**What is required:** Count every line that has the word "page" in it; give no more than the number.

* * * * *

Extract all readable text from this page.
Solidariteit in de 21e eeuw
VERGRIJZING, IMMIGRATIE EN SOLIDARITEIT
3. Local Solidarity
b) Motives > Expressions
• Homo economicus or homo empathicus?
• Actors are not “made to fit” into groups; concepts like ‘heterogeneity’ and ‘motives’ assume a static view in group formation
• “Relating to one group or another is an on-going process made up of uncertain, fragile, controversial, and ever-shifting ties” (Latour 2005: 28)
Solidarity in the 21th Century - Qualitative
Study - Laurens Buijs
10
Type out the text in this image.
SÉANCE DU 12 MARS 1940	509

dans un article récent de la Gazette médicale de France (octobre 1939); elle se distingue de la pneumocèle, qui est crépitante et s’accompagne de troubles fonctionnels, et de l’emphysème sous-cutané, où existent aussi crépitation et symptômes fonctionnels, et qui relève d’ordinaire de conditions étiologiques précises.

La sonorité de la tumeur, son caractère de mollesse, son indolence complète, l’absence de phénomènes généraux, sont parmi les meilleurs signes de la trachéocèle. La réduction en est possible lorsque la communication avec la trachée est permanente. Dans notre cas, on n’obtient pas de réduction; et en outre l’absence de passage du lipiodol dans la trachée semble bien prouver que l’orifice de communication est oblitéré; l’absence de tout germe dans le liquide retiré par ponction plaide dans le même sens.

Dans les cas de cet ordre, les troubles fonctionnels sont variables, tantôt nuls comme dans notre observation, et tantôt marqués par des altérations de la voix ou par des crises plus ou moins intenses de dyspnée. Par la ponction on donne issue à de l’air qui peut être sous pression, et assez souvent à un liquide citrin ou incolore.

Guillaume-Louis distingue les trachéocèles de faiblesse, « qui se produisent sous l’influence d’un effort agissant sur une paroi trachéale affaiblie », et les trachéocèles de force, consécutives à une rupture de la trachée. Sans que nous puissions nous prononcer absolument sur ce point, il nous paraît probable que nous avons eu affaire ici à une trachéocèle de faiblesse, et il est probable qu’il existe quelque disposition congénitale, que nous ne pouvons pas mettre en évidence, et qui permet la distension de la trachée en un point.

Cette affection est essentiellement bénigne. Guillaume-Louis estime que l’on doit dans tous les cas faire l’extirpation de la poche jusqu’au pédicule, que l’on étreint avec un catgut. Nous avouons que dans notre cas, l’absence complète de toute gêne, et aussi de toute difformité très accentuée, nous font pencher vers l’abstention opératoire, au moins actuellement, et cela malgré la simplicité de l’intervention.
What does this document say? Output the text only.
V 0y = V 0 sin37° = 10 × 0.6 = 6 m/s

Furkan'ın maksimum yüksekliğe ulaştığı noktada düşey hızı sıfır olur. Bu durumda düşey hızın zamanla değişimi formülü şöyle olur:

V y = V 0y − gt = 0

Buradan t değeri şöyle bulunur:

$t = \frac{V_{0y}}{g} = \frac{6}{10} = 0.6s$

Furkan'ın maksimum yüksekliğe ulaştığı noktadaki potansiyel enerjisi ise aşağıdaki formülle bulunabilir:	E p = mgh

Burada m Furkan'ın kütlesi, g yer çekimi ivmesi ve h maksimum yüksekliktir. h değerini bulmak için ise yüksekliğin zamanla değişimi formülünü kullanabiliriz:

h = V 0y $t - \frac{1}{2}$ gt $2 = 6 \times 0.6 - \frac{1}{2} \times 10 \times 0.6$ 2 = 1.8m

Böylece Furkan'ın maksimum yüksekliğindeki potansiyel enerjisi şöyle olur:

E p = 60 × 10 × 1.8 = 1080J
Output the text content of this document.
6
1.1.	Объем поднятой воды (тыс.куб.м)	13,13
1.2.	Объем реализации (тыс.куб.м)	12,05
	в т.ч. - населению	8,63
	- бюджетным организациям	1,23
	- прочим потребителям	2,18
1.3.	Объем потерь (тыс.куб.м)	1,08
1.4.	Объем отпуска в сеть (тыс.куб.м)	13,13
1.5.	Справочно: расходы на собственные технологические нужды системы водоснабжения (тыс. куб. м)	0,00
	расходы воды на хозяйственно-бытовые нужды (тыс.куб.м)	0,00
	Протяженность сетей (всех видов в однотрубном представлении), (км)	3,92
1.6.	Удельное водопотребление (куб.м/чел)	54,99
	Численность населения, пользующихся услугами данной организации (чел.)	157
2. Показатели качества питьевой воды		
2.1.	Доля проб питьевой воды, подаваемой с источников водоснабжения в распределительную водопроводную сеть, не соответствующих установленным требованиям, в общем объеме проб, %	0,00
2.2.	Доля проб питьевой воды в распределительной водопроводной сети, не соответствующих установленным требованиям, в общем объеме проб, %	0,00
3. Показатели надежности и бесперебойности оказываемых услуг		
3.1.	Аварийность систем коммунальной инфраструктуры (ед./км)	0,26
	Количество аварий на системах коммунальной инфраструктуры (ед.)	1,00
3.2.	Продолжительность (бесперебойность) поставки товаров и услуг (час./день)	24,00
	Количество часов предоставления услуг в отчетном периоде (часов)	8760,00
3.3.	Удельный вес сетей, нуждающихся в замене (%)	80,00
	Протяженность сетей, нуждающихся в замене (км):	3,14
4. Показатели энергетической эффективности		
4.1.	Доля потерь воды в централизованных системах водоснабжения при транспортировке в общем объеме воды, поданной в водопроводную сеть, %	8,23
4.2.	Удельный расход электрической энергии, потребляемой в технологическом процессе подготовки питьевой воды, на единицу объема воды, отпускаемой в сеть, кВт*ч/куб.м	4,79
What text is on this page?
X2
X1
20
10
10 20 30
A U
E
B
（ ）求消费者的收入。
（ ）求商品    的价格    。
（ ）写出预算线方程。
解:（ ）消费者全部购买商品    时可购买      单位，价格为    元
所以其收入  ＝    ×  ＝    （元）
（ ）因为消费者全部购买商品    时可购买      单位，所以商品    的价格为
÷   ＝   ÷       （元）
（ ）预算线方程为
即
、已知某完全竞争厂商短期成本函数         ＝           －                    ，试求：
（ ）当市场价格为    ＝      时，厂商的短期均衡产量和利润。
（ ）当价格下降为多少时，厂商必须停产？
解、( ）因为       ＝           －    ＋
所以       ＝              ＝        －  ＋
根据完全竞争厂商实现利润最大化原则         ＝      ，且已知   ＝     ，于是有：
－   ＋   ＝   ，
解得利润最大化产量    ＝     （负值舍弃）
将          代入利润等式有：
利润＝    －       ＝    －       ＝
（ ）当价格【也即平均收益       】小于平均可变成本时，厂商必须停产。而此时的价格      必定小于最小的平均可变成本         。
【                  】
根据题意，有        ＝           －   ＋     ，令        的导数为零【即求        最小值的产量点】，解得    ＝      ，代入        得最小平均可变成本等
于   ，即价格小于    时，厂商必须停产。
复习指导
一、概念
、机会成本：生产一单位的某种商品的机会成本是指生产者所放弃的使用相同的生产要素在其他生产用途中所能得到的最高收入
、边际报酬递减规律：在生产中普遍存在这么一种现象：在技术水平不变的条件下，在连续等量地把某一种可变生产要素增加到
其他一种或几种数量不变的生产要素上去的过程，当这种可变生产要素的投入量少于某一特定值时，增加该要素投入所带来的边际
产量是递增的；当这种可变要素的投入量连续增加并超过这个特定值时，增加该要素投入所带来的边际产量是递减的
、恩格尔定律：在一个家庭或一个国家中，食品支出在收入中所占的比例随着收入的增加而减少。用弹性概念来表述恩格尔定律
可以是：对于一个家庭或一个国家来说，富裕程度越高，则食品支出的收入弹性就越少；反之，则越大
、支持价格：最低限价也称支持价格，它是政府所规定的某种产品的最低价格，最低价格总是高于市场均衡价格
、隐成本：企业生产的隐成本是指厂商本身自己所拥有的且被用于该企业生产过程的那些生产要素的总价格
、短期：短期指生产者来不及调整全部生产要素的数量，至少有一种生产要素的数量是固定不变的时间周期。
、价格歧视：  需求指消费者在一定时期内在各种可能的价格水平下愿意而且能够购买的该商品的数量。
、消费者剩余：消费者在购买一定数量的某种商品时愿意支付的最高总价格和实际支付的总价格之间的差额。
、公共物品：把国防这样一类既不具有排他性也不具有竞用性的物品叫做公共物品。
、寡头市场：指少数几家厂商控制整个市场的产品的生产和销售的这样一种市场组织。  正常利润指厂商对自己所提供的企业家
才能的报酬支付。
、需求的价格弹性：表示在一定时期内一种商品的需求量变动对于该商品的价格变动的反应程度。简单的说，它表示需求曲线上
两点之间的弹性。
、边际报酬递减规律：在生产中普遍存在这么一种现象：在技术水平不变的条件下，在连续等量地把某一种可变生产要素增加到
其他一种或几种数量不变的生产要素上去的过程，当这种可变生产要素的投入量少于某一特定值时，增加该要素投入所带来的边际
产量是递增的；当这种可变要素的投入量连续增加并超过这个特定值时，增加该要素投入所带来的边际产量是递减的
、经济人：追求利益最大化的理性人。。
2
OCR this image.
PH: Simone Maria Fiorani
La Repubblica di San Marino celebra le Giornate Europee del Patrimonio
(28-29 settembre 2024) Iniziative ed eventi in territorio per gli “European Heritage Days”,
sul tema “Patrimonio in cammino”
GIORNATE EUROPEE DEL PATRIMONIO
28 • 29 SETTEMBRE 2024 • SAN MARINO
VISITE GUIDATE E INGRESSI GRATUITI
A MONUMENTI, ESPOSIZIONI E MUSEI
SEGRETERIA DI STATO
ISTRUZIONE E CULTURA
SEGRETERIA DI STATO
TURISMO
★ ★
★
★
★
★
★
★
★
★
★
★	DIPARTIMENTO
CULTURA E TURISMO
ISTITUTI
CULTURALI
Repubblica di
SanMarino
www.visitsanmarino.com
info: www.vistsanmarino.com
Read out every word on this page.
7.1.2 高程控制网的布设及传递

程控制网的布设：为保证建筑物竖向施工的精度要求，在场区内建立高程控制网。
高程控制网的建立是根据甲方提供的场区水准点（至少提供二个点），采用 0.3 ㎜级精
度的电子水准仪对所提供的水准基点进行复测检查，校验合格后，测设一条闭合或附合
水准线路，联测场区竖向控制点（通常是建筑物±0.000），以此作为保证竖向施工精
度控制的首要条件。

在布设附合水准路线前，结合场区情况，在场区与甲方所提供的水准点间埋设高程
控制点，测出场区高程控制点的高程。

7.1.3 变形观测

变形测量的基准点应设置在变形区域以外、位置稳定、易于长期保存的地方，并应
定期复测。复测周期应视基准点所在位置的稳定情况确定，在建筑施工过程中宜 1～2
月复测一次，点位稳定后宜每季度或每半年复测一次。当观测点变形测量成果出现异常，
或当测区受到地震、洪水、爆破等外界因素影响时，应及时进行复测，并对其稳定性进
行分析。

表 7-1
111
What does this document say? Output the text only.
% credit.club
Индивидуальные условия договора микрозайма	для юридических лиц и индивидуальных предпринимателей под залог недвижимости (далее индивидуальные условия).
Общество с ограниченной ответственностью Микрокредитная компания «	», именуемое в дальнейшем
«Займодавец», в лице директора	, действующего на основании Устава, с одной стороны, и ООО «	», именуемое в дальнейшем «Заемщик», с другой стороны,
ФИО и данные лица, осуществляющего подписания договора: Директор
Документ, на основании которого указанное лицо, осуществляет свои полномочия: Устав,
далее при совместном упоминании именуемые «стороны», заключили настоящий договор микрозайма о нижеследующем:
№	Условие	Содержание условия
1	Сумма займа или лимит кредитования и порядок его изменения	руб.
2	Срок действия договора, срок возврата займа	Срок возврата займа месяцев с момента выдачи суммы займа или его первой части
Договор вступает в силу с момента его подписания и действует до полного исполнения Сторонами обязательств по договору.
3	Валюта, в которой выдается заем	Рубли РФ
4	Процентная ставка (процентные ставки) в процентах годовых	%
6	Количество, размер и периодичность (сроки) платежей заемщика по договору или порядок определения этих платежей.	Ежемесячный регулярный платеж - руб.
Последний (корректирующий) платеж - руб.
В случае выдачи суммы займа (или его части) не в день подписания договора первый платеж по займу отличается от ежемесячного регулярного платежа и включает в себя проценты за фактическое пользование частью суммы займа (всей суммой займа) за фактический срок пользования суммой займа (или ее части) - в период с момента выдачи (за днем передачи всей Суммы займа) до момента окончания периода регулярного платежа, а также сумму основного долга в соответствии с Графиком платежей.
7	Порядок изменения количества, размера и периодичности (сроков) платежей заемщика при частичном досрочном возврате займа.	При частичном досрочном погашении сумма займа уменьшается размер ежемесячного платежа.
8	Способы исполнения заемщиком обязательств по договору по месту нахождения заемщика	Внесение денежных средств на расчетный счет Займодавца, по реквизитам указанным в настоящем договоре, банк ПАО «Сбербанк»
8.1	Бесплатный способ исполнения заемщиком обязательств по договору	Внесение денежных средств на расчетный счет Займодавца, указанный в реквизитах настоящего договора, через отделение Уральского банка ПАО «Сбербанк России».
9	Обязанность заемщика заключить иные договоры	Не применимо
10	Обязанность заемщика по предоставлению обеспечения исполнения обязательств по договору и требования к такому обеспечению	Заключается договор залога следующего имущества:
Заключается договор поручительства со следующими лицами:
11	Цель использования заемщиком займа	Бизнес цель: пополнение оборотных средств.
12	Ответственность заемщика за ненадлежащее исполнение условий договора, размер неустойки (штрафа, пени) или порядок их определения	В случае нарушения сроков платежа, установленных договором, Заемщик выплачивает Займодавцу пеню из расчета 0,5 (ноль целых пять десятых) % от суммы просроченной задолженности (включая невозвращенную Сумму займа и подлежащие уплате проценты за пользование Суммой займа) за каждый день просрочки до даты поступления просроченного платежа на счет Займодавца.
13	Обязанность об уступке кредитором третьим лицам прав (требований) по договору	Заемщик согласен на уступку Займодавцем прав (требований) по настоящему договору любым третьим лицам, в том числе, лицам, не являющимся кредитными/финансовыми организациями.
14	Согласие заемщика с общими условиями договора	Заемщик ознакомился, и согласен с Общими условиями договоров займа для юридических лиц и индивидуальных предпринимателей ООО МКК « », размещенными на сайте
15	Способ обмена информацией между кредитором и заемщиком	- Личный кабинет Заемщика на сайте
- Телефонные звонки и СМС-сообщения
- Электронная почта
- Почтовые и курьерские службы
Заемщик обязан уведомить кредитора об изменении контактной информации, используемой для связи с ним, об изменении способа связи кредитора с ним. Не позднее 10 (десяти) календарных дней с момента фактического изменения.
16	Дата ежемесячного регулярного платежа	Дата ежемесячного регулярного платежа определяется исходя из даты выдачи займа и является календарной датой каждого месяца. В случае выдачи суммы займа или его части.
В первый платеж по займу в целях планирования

* * * * *

**Written answer:** 3